▶ **EXERCISE MATERIAL**
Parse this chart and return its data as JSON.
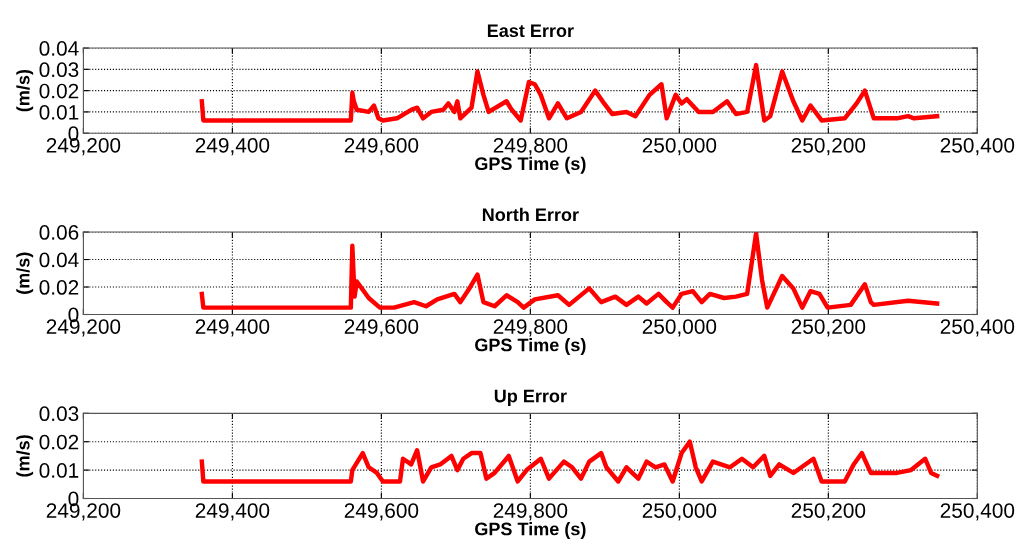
{
  "chart_data": [
    {
      "type": "line",
      "title": "East Error",
      "xlabel": "GPS Time (s)",
      "ylabel": "(m/s)",
      "grid": true,
      "marker": "none",
      "line_style": "solid",
      "xlim": [
        249200,
        250400
      ],
      "ylim": [
        0,
        0.04
      ],
      "xticks": [
        {
          "value": 249200,
          "label": "249,200"
        },
        {
          "value": 249400,
          "label": "249,400"
        },
        {
          "value": 249600,
          "label": "249,600"
        },
        {
          "value": 249800,
          "label": "249,800"
        },
        {
          "value": 250000,
          "label": "250,000"
        },
        {
          "value": 250200,
          "label": "250,200"
        },
        {
          "value": 250400,
          "label": "250,400"
        }
      ],
      "yticks": [
        0,
        0.01,
        0.02,
        0.03,
        0.04
      ],
      "series": [
        {
          "color": "#ff0000",
          "x": [
            249359,
            249361,
            249559,
            249561,
            249563,
            249567,
            249583,
            249590,
            249596,
            249602,
            249621,
            249640,
            249648,
            249656,
            249667,
            249683,
            249690,
            249698,
            249702,
            249706,
            249721,
            249729,
            249737,
            249744,
            249768,
            249775,
            249787,
            249798,
            249806,
            249814,
            249825,
            249837,
            249849,
            249868,
            249887,
            249899,
            249910,
            249929,
            249941,
            249960,
            249976,
            249983,
            249995,
            250003,
            250010,
            250026,
            250045,
            250064,
            250076,
            250091,
            250103,
            250114,
            250122,
            250138,
            250153,
            250165,
            250176,
            250191,
            250222,
            250238,
            250249,
            250261,
            250292,
            250307,
            250315,
            250346
          ],
          "values": [
            0.015,
            0.006,
            0.006,
            0.019,
            0.015,
            0.011,
            0.01,
            0.013,
            0.007,
            0.006,
            0.007,
            0.011,
            0.012,
            0.007,
            0.01,
            0.011,
            0.014,
            0.01,
            0.015,
            0.007,
            0.012,
            0.029,
            0.018,
            0.01,
            0.015,
            0.011,
            0.006,
            0.024,
            0.023,
            0.018,
            0.007,
            0.014,
            0.007,
            0.01,
            0.02,
            0.014,
            0.009,
            0.01,
            0.008,
            0.018,
            0.023,
            0.007,
            0.018,
            0.014,
            0.016,
            0.01,
            0.01,
            0.015,
            0.009,
            0.01,
            0.032,
            0.006,
            0.008,
            0.029,
            0.015,
            0.006,
            0.013,
            0.006,
            0.007,
            0.014,
            0.02,
            0.007,
            0.007,
            0.008,
            0.007,
            0.008
          ]
        }
      ]
    },
    {
      "type": "line",
      "title": "North Error",
      "xlabel": "GPS Time (s)",
      "ylabel": "(m/s)",
      "grid": true,
      "marker": "none",
      "line_style": "solid",
      "xlim": [
        249200,
        250400
      ],
      "ylim": [
        0,
        0.06
      ],
      "xticks": [
        {
          "value": 249200,
          "label": "249,200"
        },
        {
          "value": 249400,
          "label": "249,400"
        },
        {
          "value": 249600,
          "label": "249,600"
        },
        {
          "value": 249800,
          "label": "249,800"
        },
        {
          "value": 250000,
          "label": "250,000"
        },
        {
          "value": 250200,
          "label": "250,200"
        },
        {
          "value": 250400,
          "label": "250,400"
        }
      ],
      "yticks": [
        0,
        0.02,
        0.04,
        0.06
      ],
      "series": [
        {
          "color": "#ff0000",
          "x": [
            249359,
            249361,
            249559,
            249561,
            249564,
            249567,
            249583,
            249598,
            249617,
            249644,
            249660,
            249675,
            249698,
            249706,
            249717,
            249729,
            249737,
            249752,
            249768,
            249783,
            249791,
            249806,
            249837,
            249852,
            249879,
            249895,
            249914,
            249929,
            249945,
            249956,
            249972,
            249983,
            249991,
            250003,
            250018,
            250030,
            250041,
            250060,
            250076,
            250091,
            250103,
            250111,
            250118,
            250138,
            250153,
            250165,
            250176,
            250188,
            250199,
            250230,
            250249,
            250257,
            250261,
            250307,
            250346
          ],
          "values": [
            0.015,
            0.005,
            0.005,
            0.05,
            0.013,
            0.024,
            0.012,
            0.005,
            0.005,
            0.009,
            0.006,
            0.011,
            0.015,
            0.009,
            0.018,
            0.029,
            0.009,
            0.006,
            0.014,
            0.009,
            0.005,
            0.011,
            0.014,
            0.007,
            0.019,
            0.009,
            0.013,
            0.007,
            0.013,
            0.008,
            0.015,
            0.009,
            0.005,
            0.015,
            0.017,
            0.009,
            0.015,
            0.012,
            0.013,
            0.015,
            0.059,
            0.025,
            0.005,
            0.028,
            0.019,
            0.005,
            0.017,
            0.015,
            0.005,
            0.007,
            0.022,
            0.009,
            0.007,
            0.01,
            0.008
          ]
        }
      ]
    },
    {
      "type": "line",
      "title": "Up Error",
      "xlabel": "GPS Time (s)",
      "ylabel": "(m/s)",
      "grid": true,
      "marker": "none",
      "line_style": "solid",
      "xlim": [
        249200,
        250400
      ],
      "ylim": [
        0,
        0.03
      ],
      "xticks": [
        {
          "value": 249200,
          "label": "249,200"
        },
        {
          "value": 249400,
          "label": "249,400"
        },
        {
          "value": 249600,
          "label": "249,600"
        },
        {
          "value": 249800,
          "label": "249,800"
        },
        {
          "value": 250000,
          "label": "250,000"
        },
        {
          "value": 250200,
          "label": "250,200"
        },
        {
          "value": 250400,
          "label": "250,400"
        }
      ],
      "yticks": [
        0,
        0.01,
        0.02,
        0.03
      ],
      "series": [
        {
          "color": "#ff0000",
          "x": [
            249359,
            249361,
            249559,
            249561,
            249575,
            249583,
            249594,
            249602,
            249625,
            249629,
            249640,
            249648,
            249656,
            249667,
            249679,
            249694,
            249702,
            249710,
            249721,
            249733,
            249741,
            249752,
            249771,
            249783,
            249795,
            249814,
            249825,
            249845,
            249856,
            249868,
            249879,
            249895,
            249902,
            249918,
            249929,
            249945,
            249956,
            249968,
            249980,
            249991,
            250003,
            250014,
            250022,
            250030,
            250045,
            250068,
            250084,
            250099,
            250114,
            250122,
            250134,
            250153,
            250180,
            250191,
            250222,
            250234,
            250245,
            250257,
            250292,
            250311,
            250330,
            250338,
            250346
          ],
          "values": [
            0.013,
            0.006,
            0.006,
            0.01,
            0.016,
            0.011,
            0.009,
            0.006,
            0.006,
            0.014,
            0.012,
            0.017,
            0.006,
            0.011,
            0.012,
            0.015,
            0.01,
            0.014,
            0.016,
            0.016,
            0.007,
            0.009,
            0.015,
            0.006,
            0.01,
            0.014,
            0.007,
            0.013,
            0.011,
            0.007,
            0.013,
            0.016,
            0.011,
            0.006,
            0.011,
            0.007,
            0.013,
            0.011,
            0.012,
            0.006,
            0.016,
            0.02,
            0.011,
            0.006,
            0.013,
            0.011,
            0.014,
            0.011,
            0.015,
            0.008,
            0.012,
            0.009,
            0.014,
            0.006,
            0.006,
            0.012,
            0.016,
            0.009,
            0.009,
            0.01,
            0.014,
            0.009,
            0.008
          ]
        }
      ]
    }
  ]
}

▶ **YOUR GOAL**
Every line is to be duplicated exactly, though pictures stay out.

▶ **OUTPUT FOR THIS TASK**
Parse this chart and return its data as JSON.
{
  "chart_data": [
    {
      "type": "line",
      "title": "East Error",
      "xlabel": "GPS Time (s)",
      "ylabel": "(m/s)",
      "grid": true,
      "marker": "none",
      "line_style": "solid",
      "xlim": [
        249200,
        250400
      ],
      "ylim": [
        0,
        0.04
      ],
      "xticks": [
        {
          "value": 249200,
          "label": "249,200"
        },
        {
          "value": 249400,
          "label": "249,400"
        },
        {
          "value": 249600,
          "label": "249,600"
        },
        {
          "value": 249800,
          "label": "249,800"
        },
        {
          "value": 250000,
          "label": "250,000"
        },
        {
          "value": 250200,
          "label": "250,200"
        },
        {
          "value": 250400,
          "label": "250,400"
        }
      ],
      "yticks": [
        0,
        0.01,
        0.02,
        0.03,
        0.04
      ],
      "series": [
        {
          "color": "#ff0000",
          "x": [
            249359,
            249361,
            249559,
            249561,
            249563,
            249567,
            249583,
            249590,
            249596,
            249602,
            249621,
            249640,
            249648,
            249656,
            249667,
            249683,
            249690,
            249698,
            249702,
            249706,
            249721,
            249729,
            249737,
            249744,
            249768,
            249775,
            249787,
            249798,
            249806,
            249814,
            249825,
            249837,
            249849,
            249868,
            249887,
            249899,
            249910,
            249929,
            249941,
            249960,
            249976,
            249983,
            249995,
            250003,
            250010,
            250026,
            250045,
            250064,
            250076,
            250091,
            250103,
            250114,
            250122,
            250138,
            250153,
            250165,
            250176,
            250191,
            250222,
            250238,
            250249,
            250261,
            250292,
            250307,
            250315,
            250346
          ],
          "values": [
            0.015,
            0.006,
            0.006,
            0.019,
            0.015,
            0.011,
            0.01,
            0.013,
            0.007,
            0.006,
            0.007,
            0.011,
            0.012,
            0.007,
            0.01,
            0.011,
            0.014,
            0.01,
            0.015,
            0.007,
            0.012,
            0.029,
            0.018,
            0.01,
            0.015,
            0.011,
            0.006,
            0.024,
            0.023,
            0.018,
            0.007,
            0.014,
            0.007,
            0.01,
            0.02,
            0.014,
            0.009,
            0.01,
            0.008,
            0.018,
            0.023,
            0.007,
            0.018,
            0.014,
            0.016,
            0.01,
            0.01,
            0.015,
            0.009,
            0.01,
            0.032,
            0.006,
            0.008,
            0.029,
            0.015,
            0.006,
            0.013,
            0.006,
            0.007,
            0.014,
            0.02,
            0.007,
            0.007,
            0.008,
            0.007,
            0.008
          ]
        }
      ]
    },
    {
      "type": "line",
      "title": "North Error",
      "xlabel": "GPS Time (s)",
      "ylabel": "(m/s)",
      "grid": true,
      "marker": "none",
      "line_style": "solid",
      "xlim": [
        249200,
        250400
      ],
      "ylim": [
        0,
        0.06
      ],
      "xticks": [
        {
          "value": 249200,
          "label": "249,200"
        },
        {
          "value": 249400,
          "label": "249,400"
        },
        {
          "value": 249600,
          "label": "249,600"
        },
        {
          "value": 249800,
          "label": "249,800"
        },
        {
          "value": 250000,
          "label": "250,000"
        },
        {
          "value": 250200,
          "label": "250,200"
        },
        {
          "value": 250400,
          "label": "250,400"
        }
      ],
      "yticks": [
        0,
        0.02,
        0.04,
        0.06
      ],
      "series": [
        {
          "color": "#ff0000",
          "x": [
            249359,
            249361,
            249559,
            249561,
            249564,
            249567,
            249583,
            249598,
            249617,
            249644,
            249660,
            249675,
            249698,
            249706,
            249717,
            249729,
            249737,
            249752,
            249768,
            249783,
            249791,
            249806,
            249837,
            249852,
            249879,
            249895,
            249914,
            249929,
            249945,
            249956,
            249972,
            249983,
            249991,
            250003,
            250018,
            250030,
            250041,
            250060,
            250076,
            250091,
            250103,
            250111,
            250118,
            250138,
            250153,
            250165,
            250176,
            250188,
            250199,
            250230,
            250249,
            250257,
            250261,
            250307,
            250346
          ],
          "values": [
            0.015,
            0.005,
            0.005,
            0.05,
            0.013,
            0.024,
            0.012,
            0.005,
            0.005,
            0.009,
            0.006,
            0.011,
            0.015,
            0.009,
            0.018,
            0.029,
            0.009,
            0.006,
            0.014,
            0.009,
            0.005,
            0.011,
            0.014,
            0.007,
            0.019,
            0.009,
            0.013,
            0.007,
            0.013,
            0.008,
            0.015,
            0.009,
            0.005,
            0.015,
            0.017,
            0.009,
            0.015,
            0.012,
            0.013,
            0.015,
            0.059,
            0.025,
            0.005,
            0.028,
            0.019,
            0.005,
            0.017,
            0.015,
            0.005,
            0.007,
            0.022,
            0.009,
            0.007,
            0.01,
            0.008
          ]
        }
      ]
    },
    {
      "type": "line",
      "title": "Up Error",
      "xlabel": "GPS Time (s)",
      "ylabel": "(m/s)",
      "grid": true,
      "marker": "none",
      "line_style": "solid",
      "xlim": [
        249200,
        250400
      ],
      "ylim": [
        0,
        0.03
      ],
      "xticks": [
        {
          "value": 249200,
          "label": "249,200"
        },
        {
          "value": 249400,
          "label": "249,400"
        },
        {
          "value": 249600,
          "label": "249,600"
        },
        {
          "value": 249800,
          "label": "249,800"
        },
        {
          "value": 250000,
          "label": "250,000"
        },
        {
          "value": 250200,
          "label": "250,200"
        },
        {
          "value": 250400,
          "label": "250,400"
        }
      ],
      "yticks": [
        0,
        0.01,
        0.02,
        0.03
      ],
      "series": [
        {
          "color": "#ff0000",
          "x": [
            249359,
            249361,
            249559,
            249561,
            249575,
            249583,
            249594,
            249602,
            249625,
            249629,
            249640,
            249648,
            249656,
            249667,
            249679,
            249694,
            249702,
            249710,
            249721,
            249733,
            249741,
            249752,
            249771,
            249783,
            249795,
            249814,
            249825,
            249845,
            249856,
            249868,
            249879,
            249895,
            249902,
            249918,
            249929,
            249945,
            249956,
            249968,
            249980,
            249991,
            250003,
            250014,
            250022,
            250030,
            250045,
            250068,
            250084,
            250099,
            250114,
            250122,
            250134,
            250153,
            250180,
            250191,
            250222,
            250234,
            250245,
            250257,
            250292,
            250311,
            250330,
            250338,
            250346
          ],
          "values": [
            0.013,
            0.006,
            0.006,
            0.01,
            0.016,
            0.011,
            0.009,
            0.006,
            0.006,
            0.014,
            0.012,
            0.017,
            0.006,
            0.011,
            0.012,
            0.015,
            0.01,
            0.014,
            0.016,
            0.016,
            0.007,
            0.009,
            0.015,
            0.006,
            0.01,
            0.014,
            0.007,
            0.013,
            0.011,
            0.007,
            0.013,
            0.016,
            0.011,
            0.006,
            0.011,
            0.007,
            0.013,
            0.011,
            0.012,
            0.006,
            0.016,
            0.02,
            0.011,
            0.006,
            0.013,
            0.011,
            0.014,
            0.011,
            0.015,
            0.008,
            0.012,
            0.009,
            0.014,
            0.006,
            0.006,
            0.012,
            0.016,
            0.009,
            0.009,
            0.01,
            0.014,
            0.009,
            0.008
          ]
        }
      ]
    }
  ]
}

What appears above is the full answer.